Report back each line of the data that contains the word "bokstavsljuden".

:: Input material ::
◆ ◆ ◆ ◆ ◆ ◆ ◆
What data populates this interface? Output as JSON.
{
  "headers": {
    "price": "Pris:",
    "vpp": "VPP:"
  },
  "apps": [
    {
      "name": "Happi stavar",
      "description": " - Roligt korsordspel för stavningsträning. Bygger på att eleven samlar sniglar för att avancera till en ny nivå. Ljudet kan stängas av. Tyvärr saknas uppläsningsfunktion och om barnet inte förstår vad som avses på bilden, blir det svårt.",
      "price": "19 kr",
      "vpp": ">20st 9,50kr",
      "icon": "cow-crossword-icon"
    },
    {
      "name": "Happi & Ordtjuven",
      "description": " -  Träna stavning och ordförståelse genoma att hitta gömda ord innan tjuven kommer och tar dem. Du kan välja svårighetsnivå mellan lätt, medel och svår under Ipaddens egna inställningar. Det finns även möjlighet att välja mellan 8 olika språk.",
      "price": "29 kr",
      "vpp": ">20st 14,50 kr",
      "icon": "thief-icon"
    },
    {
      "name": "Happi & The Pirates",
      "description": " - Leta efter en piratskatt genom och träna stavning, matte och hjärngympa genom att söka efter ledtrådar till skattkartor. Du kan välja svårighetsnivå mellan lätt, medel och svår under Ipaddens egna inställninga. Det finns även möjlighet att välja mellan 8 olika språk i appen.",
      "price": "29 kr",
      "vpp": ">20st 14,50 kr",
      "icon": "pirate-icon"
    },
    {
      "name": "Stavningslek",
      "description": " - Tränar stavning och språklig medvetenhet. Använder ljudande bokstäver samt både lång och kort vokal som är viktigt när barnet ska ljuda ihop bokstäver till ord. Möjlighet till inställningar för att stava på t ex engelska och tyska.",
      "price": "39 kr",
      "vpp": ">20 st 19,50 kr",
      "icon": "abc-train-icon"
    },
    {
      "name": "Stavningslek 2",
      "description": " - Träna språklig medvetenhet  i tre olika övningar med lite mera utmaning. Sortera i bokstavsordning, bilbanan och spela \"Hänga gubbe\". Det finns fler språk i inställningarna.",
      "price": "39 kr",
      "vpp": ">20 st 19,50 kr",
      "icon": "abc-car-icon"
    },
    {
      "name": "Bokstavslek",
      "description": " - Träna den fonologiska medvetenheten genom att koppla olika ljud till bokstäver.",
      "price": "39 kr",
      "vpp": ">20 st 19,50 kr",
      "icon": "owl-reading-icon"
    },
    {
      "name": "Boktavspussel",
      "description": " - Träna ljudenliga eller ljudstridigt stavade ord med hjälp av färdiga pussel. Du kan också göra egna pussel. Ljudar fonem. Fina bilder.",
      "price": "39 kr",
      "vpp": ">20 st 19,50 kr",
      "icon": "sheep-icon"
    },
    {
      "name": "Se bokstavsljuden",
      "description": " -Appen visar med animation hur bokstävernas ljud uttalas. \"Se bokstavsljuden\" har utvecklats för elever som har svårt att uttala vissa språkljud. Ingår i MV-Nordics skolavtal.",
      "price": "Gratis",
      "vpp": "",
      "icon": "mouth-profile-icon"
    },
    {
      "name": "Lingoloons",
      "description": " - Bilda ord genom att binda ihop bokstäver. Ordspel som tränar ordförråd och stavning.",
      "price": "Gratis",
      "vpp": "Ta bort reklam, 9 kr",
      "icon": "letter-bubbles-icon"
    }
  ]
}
◆ ◆ ◆ ◆ ◆ ◆ ◆
:: Completed exercise ::
      "name": "Se bokstavsljuden",
      "description": " -Appen visar med animation hur bokstävernas ljud uttalas. \"Se bokstavsljuden\" har utvecklats för elever som har svårt att uttala vissa språkljud. Ingår i MV-Nordics skolavtal.",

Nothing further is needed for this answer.